┌────────

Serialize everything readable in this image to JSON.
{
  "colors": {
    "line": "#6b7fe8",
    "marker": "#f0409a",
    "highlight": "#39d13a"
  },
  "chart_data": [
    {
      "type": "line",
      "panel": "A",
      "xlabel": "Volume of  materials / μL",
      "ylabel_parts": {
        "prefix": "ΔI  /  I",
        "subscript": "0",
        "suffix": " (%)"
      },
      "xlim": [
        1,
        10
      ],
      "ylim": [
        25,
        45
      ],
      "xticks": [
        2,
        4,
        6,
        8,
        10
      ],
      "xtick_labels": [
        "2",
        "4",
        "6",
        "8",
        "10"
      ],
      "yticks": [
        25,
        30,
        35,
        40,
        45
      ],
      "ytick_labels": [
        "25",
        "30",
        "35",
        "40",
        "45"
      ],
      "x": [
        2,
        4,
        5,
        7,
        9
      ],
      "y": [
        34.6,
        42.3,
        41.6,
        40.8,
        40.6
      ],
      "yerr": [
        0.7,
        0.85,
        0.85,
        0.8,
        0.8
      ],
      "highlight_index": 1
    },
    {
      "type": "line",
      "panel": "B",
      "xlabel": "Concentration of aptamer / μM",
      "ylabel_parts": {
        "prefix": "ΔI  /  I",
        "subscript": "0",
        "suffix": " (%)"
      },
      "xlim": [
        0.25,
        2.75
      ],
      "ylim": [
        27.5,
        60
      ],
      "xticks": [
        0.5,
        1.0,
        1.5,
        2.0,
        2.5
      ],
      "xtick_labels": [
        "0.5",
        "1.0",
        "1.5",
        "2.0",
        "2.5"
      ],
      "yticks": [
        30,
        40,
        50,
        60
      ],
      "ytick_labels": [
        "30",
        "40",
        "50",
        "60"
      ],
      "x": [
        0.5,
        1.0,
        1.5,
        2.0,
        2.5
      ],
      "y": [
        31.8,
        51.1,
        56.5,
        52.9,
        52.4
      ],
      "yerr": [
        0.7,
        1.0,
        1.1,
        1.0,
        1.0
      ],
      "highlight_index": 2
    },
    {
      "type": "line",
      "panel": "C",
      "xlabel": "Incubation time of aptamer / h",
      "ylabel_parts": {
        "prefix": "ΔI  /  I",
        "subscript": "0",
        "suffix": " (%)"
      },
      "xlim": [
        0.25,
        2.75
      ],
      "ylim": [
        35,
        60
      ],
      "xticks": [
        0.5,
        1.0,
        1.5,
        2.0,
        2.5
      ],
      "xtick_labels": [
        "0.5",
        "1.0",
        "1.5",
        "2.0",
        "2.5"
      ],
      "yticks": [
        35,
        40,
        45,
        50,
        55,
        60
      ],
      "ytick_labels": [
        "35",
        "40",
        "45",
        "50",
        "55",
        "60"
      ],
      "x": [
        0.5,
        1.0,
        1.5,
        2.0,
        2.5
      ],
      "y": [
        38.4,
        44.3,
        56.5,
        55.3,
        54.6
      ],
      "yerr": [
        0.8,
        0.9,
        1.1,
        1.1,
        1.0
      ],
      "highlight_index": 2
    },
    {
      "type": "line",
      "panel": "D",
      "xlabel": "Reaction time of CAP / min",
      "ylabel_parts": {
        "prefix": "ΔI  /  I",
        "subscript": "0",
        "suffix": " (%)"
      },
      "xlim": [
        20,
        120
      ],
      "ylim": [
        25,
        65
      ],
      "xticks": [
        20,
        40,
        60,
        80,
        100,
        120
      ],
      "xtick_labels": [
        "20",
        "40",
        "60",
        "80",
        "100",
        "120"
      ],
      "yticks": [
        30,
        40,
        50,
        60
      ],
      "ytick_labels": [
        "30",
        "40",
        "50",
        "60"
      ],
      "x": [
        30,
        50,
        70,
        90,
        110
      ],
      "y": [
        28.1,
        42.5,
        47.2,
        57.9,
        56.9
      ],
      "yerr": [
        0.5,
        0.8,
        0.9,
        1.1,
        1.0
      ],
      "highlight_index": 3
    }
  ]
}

└────────

Using the data above, repeat every line exactly.

■ WRITTEN REPLY:
Serialize everything readable in this image to JSON.
{
  "colors": {
    "line": "#6b7fe8",
    "marker": "#f0409a",
    "highlight": "#39d13a"
  },
  "chart_data": [
    {
      "type": "line",
      "panel": "A",
      "xlabel": "Volume of  materials / μL",
      "ylabel_parts": {
        "prefix": "ΔI  /  I",
        "subscript": "0",
        "suffix": " (%)"
      },
      "xlim": [
        1,
        10
      ],
      "ylim": [
        25,
        45
      ],
      "xticks": [
        2,
        4,
        6,
        8,
        10
      ],
      "xtick_labels": [
        "2",
        "4",
        "6",
        "8",
        "10"
      ],
      "yticks": [
        25,
        30,
        35,
        40,
        45
      ],
      "ytick_labels": [
        "25",
        "30",
        "35",
        "40",
        "45"
      ],
      "x": [
        2,
        4,
        5,
        7,
        9
      ],
      "y": [
        34.6,
        42.3,
        41.6,
        40.8,
        40.6
      ],
      "yerr": [
        0.7,
        0.85,
        0.85,
        0.8,
        0.8
      ],
      "highlight_index": 1
    },
    {
      "type": "line",
      "panel": "B",
      "xlabel": "Concentration of aptamer / μM",
      "ylabel_parts": {
        "prefix": "ΔI  /  I",
        "subscript": "0",
        "suffix": " (%)"
      },
      "xlim": [
        0.25,
        2.75
      ],
      "ylim": [
        27.5,
        60
      ],
      "xticks": [
        0.5,
        1.0,
        1.5,
        2.0,
        2.5
      ],
      "xtick_labels": [
        "0.5",
        "1.0",
        "1.5",
        "2.0",
        "2.5"
      ],
      "yticks": [
        30,
        40,
        50,
        60
      ],
      "ytick_labels": [
        "30",
        "40",
        "50",
        "60"
      ],
      "x": [
        0.5,
        1.0,
        1.5,
        2.0,
        2.5
      ],
      "y": [
        31.8,
        51.1,
        56.5,
        52.9,
        52.4
      ],
      "yerr": [
        0.7,
        1.0,
        1.1,
        1.0,
        1.0
      ],
      "highlight_index": 2
    },
    {
      "type": "line",
      "panel": "C",
      "xlabel": "Incubation time of aptamer / h",
      "ylabel_parts": {
        "prefix": "ΔI  /  I",
        "subscript": "0",
        "suffix": " (%)"
      },
      "xlim": [
        0.25,
        2.75
      ],
      "ylim": [
        35,
        60
      ],
      "xticks": [
        0.5,
        1.0,
        1.5,
        2.0,
        2.5
      ],
      "xtick_labels": [
        "0.5",
        "1.0",
        "1.5",
        "2.0",
        "2.5"
      ],
      "yticks": [
        35,
        40,
        45,
        50,
        55,
        60
      ],
      "ytick_labels": [
        "35",
        "40",
        "45",
        "50",
        "55",
        "60"
      ],
      "x": [
        0.5,
        1.0,
        1.5,
        2.0,
        2.5
      ],
      "y": [
        38.4,
        44.3,
        56.5,
        55.3,
        54.6
      ],
      "yerr": [
        0.8,
        0.9,
        1.1,
        1.1,
        1.0
      ],
      "highlight_index": 2
    },
    {
      "type": "line",
      "panel": "D",
      "xlabel": "Reaction time of CAP / min",
      "ylabel_parts": {
        "prefix": "ΔI  /  I",
        "subscript": "0",
        "suffix": " (%)"
      },
      "xlim": [
        20,
        120
      ],
      "ylim": [
        25,
        65
      ],
      "xticks": [
        20,
        40,
        60,
        80,
        100,
        120
      ],
      "xtick_labels": [
        "20",
        "40",
        "60",
        "80",
        "100",
        "120"
      ],
      "yticks": [
        30,
        40,
        50,
        60
      ],
      "ytick_labels": [
        "30",
        "40",
        "50",
        "60"
      ],
      "x": [
        30,
        50,
        70,
        90,
        110
      ],
      "y": [
        28.1,
        42.5,
        47.2,
        57.9,
        56.9
      ],
      "yerr": [
        0.5,
        0.8,
        0.9,
        1.1,
        1.0
      ],
      "highlight_index": 3
    }
  ]
}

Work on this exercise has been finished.